● Work request 1:
Name each state that the passage on same-sex marriage gives as a place where the "marriage equality" movement cheated outright.
● Work request 2:
Write out the passage on same-sex marriage from "yeah, I totally" up to and including "again, thank you.".

● Passage shown:
*** Begin section ***

Musicguy, thank you. You’re the first gay person on this site who really gets what I’m trying to say, and I’m going to start using your turn of phrase to try to explain to other proponents of same-sex marriage what my point is.
Using a term of honor to things that deserve less honor “cheapens the word” as you say, which is harmful to everyone. No offense chiropractors, but when you call yourself a “doctor” you cheapen the word for all the real doctors that spent several years preparing and deserve the honor that word carries. Similarly, calling two men’s relationship a “marriage” cheapens the word when it’s extended to a man and a women who have committed to sexual exlusivity and understand that marriage is sacred (or for non-religious coups, elevated) and not something to take lightly (I’ll be blogging on what I mean soon, I have to get one permission, my post is already written).
Thanks for helping me say better what I wanted to say all along. Stick around, even if you disagree with me. You’re very useful.
yeah, I totally get you. Marriage still hasn’t recovered from that other cheapening when blacks became able to marry WHITES!!!! Horror of horrors, it’s happening all over again.
Let’s bring back slavery while you’re at it. I’m sure people thought humanity was cheapened when African Americans were actually considered to be a whole man.
Musicguy-
You’re helping me put my finger on something frustrating about the “marriage equality” movement that I’m sure I’ll blog about someday. So once again, thank you.
If I was proposing a major change to one of the most important traditions in America - say, which side of the road we drive on or whether all drugs should be legalized - I would understand that the burden would be on me to convince the rest of society that my idea is good. I would carefully try to build a coalition and over a number of years try to at least get a first vote in Congress and hopefully eventually turn enough people around to build a movement and get presidential candidates to take our position and eventually triumph.
Many, many LGBT activists have operated the opposite way. If you read Musicguy and many other posts, it’s as if the default position (Gemara term, sorry) is that same-sex marriage is legal and moral and accepted - and it’s the traditionalists who have to defend their position. Well, I’m sorry, that’s not how social change has ever worked. Yet your side of the debate has basically asserted that same-sex marriage is a civil right (despite the fact that all the experts like the Supreme Court and Barack Obama disagree) and then get offended that huge swaths of society would have the temerity to want to keep things the old way.
Well, get over yourself. I acknowledge that at some point legal marriage as an institution may change in certain places. But you’re the one who has to prove it’s a good idea - it’s not my job to prove it’s bad (though I’m pretty good at it and am willing to if you want me to). The plan of the “marriage equality” movement appears to be to win by any means necessary (including outright cheating in Massachusetts twice, California, and New York) and then to quickly change the laws so that not only does their movement get to define marriage, anybody else’s definition must change too or they risk the power of the state coming down on their assets, their occupation, and their freedom.
If anyone should be angry, it’s people like me. So if you want to SHOUT!!!! like you do above, I have as much righteous indignation at what your side is doing to people like me as you have about what my side is doing to people like you. We can have a brawl if you want. I’d rather stay calm and carefully examine the issues involved. My best guess is such a process would result in each side compromising at least a little.
Whew.
Seriously (I’m not mocking you this time) thank you. My rant above is likely to turn into an opinion piece in a major metropolitan daily in the next few weeks (my San Francisco Chronicle piece should hit the ‘net in the next several hours). And I owe it all to you.
Stick around, you do me a lot of good.

*** End section ***

● Record extracts:
*** Begin section ***

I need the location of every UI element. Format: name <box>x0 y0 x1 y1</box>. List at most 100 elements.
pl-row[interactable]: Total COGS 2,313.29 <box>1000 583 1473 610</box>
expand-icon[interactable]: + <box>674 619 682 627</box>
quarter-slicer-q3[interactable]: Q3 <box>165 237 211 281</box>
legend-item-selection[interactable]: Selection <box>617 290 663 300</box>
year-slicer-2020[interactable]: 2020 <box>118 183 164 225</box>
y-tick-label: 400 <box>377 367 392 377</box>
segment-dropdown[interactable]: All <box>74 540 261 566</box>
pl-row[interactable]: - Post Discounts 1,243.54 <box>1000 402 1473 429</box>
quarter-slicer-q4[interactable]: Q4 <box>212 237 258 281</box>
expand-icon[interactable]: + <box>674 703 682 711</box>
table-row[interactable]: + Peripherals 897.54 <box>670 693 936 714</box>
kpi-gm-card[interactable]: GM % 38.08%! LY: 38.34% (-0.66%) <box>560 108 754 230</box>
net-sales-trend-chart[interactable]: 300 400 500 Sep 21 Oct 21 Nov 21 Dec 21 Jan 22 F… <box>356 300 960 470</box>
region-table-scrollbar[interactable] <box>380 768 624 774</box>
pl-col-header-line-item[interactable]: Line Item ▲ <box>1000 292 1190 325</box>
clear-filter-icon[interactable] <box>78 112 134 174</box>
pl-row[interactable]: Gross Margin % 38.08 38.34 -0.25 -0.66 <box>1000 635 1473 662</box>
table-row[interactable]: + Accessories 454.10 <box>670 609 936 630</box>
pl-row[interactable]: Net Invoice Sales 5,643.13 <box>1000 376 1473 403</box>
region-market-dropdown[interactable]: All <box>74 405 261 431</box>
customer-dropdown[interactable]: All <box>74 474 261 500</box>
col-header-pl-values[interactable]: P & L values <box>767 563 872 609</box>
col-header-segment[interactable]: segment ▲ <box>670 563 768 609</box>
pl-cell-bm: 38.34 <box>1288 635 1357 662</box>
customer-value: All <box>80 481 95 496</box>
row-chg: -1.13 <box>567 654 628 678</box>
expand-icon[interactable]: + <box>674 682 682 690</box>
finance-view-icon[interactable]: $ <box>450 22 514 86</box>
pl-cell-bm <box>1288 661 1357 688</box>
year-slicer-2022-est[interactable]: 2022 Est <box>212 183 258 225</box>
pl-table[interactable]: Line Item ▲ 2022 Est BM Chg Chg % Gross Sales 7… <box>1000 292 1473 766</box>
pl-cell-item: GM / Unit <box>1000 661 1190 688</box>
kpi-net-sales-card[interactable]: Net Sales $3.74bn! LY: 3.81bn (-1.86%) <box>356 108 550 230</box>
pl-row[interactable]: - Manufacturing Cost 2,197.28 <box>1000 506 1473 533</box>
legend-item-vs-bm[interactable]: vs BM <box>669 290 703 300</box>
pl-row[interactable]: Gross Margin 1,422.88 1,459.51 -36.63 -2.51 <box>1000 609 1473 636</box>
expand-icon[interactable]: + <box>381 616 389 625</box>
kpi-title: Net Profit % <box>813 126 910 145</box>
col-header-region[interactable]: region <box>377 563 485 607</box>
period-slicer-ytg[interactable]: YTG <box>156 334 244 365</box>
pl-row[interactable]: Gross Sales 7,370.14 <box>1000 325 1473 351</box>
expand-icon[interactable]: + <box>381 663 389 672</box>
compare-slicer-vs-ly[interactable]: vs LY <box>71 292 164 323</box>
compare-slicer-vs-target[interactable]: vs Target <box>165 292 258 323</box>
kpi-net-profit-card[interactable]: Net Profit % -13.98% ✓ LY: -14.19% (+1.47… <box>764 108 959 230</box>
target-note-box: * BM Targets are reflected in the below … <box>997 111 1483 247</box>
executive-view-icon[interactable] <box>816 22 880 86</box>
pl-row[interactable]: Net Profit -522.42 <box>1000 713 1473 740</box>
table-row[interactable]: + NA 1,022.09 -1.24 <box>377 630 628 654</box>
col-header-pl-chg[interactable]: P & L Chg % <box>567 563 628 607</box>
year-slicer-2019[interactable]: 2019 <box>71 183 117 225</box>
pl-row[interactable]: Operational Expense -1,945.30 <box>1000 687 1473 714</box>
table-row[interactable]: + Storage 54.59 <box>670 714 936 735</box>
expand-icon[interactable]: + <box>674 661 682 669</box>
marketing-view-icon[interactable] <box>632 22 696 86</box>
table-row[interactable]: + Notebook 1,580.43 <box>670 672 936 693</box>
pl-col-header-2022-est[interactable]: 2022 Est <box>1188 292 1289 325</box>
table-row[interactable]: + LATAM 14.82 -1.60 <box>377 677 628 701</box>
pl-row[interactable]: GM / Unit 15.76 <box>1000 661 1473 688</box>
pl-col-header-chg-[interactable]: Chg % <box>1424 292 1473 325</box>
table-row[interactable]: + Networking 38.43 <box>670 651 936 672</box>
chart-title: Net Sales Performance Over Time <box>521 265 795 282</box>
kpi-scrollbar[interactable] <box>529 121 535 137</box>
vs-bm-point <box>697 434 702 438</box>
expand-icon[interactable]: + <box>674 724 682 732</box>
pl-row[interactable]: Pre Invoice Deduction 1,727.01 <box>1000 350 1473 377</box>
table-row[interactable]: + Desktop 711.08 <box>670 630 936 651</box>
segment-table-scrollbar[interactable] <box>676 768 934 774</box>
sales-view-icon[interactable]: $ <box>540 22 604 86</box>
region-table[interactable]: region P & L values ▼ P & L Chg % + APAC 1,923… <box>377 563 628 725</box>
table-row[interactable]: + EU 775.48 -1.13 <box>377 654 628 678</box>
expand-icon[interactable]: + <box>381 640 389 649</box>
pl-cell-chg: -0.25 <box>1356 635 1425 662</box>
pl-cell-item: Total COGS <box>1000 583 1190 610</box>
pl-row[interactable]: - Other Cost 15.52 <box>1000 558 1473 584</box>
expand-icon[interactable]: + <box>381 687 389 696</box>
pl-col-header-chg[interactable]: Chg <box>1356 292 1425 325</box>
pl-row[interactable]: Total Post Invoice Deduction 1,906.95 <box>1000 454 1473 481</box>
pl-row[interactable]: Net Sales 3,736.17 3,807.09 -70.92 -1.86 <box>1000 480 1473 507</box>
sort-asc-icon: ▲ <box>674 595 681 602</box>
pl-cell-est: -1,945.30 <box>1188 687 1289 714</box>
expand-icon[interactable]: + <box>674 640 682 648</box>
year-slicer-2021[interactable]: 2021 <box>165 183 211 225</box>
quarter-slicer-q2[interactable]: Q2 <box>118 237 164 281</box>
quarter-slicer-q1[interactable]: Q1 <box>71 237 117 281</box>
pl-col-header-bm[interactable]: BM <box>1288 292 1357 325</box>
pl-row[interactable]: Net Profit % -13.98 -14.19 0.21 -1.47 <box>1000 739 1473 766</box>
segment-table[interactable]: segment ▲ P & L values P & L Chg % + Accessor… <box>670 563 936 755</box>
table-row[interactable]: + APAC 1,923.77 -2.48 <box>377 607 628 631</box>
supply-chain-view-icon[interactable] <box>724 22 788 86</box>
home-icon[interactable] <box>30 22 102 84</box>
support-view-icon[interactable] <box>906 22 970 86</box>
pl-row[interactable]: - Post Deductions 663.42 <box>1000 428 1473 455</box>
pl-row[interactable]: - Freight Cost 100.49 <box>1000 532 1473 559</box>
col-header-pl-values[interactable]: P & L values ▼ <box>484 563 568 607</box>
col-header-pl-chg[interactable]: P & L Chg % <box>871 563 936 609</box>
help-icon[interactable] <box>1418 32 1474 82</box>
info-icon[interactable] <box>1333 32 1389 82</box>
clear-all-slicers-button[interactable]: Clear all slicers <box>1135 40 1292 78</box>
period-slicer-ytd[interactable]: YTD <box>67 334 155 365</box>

*** End section ***

● Written answer 1:
Massachusetts, California, New York

● Written answer 2:
yeah, I totally get you. Marriage still hasn’t recovered from that other cheapening when blacks became able to marry WHITES!!!! Horror of horrors, it’s happening all over again.
Let’s bring back slavery while you’re at it. I’m sure people thought humanity was cheapened when African Americans were actually considered to be a whole man.
Musicguy-
You’re helping me put my finger on something frustrating about the “marriage equality” movement that I’m sure I’ll blog about someday. So once again, thank you.